Collection entries:
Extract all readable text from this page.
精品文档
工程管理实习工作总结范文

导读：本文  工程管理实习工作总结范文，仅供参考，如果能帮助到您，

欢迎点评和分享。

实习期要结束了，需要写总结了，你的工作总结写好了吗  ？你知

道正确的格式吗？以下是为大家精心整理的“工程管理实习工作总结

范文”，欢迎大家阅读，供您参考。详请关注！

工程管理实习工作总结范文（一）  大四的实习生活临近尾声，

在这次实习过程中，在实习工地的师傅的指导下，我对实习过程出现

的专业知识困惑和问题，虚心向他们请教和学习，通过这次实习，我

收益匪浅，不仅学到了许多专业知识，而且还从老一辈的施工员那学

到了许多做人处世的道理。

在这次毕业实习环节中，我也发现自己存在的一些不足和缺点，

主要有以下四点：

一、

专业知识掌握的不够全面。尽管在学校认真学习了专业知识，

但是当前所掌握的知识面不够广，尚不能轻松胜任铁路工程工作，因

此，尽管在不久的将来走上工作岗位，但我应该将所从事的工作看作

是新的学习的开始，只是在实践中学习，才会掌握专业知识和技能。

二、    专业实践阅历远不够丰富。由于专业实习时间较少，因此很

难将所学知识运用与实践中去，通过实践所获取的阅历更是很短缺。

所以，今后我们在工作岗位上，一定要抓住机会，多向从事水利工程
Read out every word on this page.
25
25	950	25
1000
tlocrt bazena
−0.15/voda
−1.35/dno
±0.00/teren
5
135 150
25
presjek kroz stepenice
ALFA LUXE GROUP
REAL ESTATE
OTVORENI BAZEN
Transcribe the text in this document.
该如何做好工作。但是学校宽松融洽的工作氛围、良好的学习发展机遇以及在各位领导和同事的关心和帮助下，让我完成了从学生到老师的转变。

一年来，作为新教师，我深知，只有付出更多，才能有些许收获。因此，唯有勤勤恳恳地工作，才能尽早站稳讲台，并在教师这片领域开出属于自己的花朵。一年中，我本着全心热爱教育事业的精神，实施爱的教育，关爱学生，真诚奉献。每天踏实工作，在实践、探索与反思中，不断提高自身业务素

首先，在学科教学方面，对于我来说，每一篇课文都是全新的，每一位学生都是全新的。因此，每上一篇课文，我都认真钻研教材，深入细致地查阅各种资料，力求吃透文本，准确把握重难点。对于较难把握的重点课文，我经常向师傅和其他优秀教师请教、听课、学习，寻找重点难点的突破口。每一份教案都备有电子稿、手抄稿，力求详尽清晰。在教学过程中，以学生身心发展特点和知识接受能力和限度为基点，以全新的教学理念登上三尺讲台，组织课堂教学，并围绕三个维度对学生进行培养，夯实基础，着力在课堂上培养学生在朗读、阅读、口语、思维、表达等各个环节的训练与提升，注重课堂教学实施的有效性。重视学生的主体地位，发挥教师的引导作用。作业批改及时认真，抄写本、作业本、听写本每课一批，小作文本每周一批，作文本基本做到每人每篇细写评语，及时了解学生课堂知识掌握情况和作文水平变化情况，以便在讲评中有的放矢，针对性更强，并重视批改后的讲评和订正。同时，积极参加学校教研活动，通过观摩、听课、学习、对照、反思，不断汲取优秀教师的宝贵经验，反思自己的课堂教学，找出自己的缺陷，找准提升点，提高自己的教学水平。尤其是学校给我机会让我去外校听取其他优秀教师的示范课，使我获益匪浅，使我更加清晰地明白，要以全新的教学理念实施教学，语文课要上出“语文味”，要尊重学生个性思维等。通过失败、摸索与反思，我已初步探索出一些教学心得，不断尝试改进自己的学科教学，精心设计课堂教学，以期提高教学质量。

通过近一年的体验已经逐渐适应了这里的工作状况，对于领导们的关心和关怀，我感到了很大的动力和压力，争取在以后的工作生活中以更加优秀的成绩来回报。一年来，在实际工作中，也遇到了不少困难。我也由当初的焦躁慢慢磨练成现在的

Work to be completed.
Each record above should be restated word for word.

Right answer.
Extract all readable text from this page.
精品文档
工程管理实习工作总结范文

导读：本文  工程管理实习工作总结范文，仅供参考，如果能帮助到您，

欢迎点评和分享。

实习期要结束了，需要写总结了，你的工作总结写好了吗  ？你知

道正确的格式吗？以下是为大家精心整理的“工程管理实习工作总结

范文”，欢迎大家阅读，供您参考。详请关注！

工程管理实习工作总结范文（一）  大四的实习生活临近尾声，

在这次实习过程中，在实习工地的师傅的指导下，我对实习过程出现

的专业知识困惑和问题，虚心向他们请教和学习，通过这次实习，我

收益匪浅，不仅学到了许多专业知识，而且还从老一辈的施工员那学

到了许多做人处世的道理。

在这次毕业实习环节中，我也发现自己存在的一些不足和缺点，

主要有以下四点：

一、

专业知识掌握的不够全面。尽管在学校认真学习了专业知识，

但是当前所掌握的知识面不够广，尚不能轻松胜任铁路工程工作，因

此，尽管在不久的将来走上工作岗位，但我应该将所从事的工作看作

是新的学习的开始，只是在实践中学习，才会掌握专业知识和技能。

二、    专业实践阅历远不够丰富。由于专业实习时间较少，因此很

难将所学知识运用与实践中去，通过实践所获取的阅历更是很短缺。

所以，今后我们在工作岗位上，一定要抓住机会，多向从事水利工程
Read out every word on this page.
25
25	950	25
1000
tlocrt bazena
−0.15/voda
−1.35/dno
±0.00/teren
5
135 150
25
presjek kroz stepenice
ALFA LUXE GROUP
REAL ESTATE
OTVORENI BAZEN
Transcribe the text in this document.
该如何做好工作。但是学校宽松融洽的工作氛围、良好的学习发展机遇以及在各位领导和同事的关心和帮助下，让我完成了从学生到老师的转变。

一年来，作为新教师，我深知，只有付出更多，才能有些许收获。因此，唯有勤勤恳恳地工作，才能尽早站稳讲台，并在教师这片领域开出属于自己的花朵。一年中，我本着全心热爱教育事业的精神，实施爱的教育，关爱学生，真诚奉献。每天踏实工作，在实践、探索与反思中，不断提高自身业务素

首先，在学科教学方面，对于我来说，每一篇课文都是全新的，每一位学生都是全新的。因此，每上一篇课文，我都认真钻研教材，深入细致地查阅各种资料，力求吃透文本，准确把握重难点。对于较难把握的重点课文，我经常向师傅和其他优秀教师请教、听课、学习，寻找重点难点的突破口。每一份教案都备有电子稿、手抄稿，力求详尽清晰。在教学过程中，以学生身心发展特点和知识接受能力和限度为基点，以全新的教学理念登上三尺讲台，组织课堂教学，并围绕三个维度对学生进行培养，夯实基础，着力在课堂上培养学生在朗读、阅读、口语、思维、表达等各个环节的训练与提升，注重课堂教学实施的有效性。重视学生的主体地位，发挥教师的引导作用。作业批改及时认真，抄写本、作业本、听写本每课一批，小作文本每周一批，作文本基本做到每人每篇细写评语，及时了解学生课堂知识掌握情况和作文水平变化情况，以便在讲评中有的放矢，针对性更强，并重视批改后的讲评和订正。同时，积极参加学校教研活动，通过观摩、听课、学习、对照、反思，不断汲取优秀教师的宝贵经验，反思自己的课堂教学，找出自己的缺陷，找准提升点，提高自己的教学水平。尤其是学校给我机会让我去外校听取其他优秀教师的示范课，使我获益匪浅，使我更加清晰地明白，要以全新的教学理念实施教学，语文课要上出“语文味”，要尊重学生个性思维等。通过失败、摸索与反思，我已初步探索出一些教学心得，不断尝试改进自己的学科教学，精心设计课堂教学，以期提高教学质量。

通过近一年的体验已经逐渐适应了这里的工作状况，对于领导们的关心和关怀，我感到了很大的动力和压力，争取在以后的工作生活中以更加优秀的成绩来回报。一年来，在实际工作中，也遇到了不少困难。我也由当初的焦躁慢慢磨练成现在的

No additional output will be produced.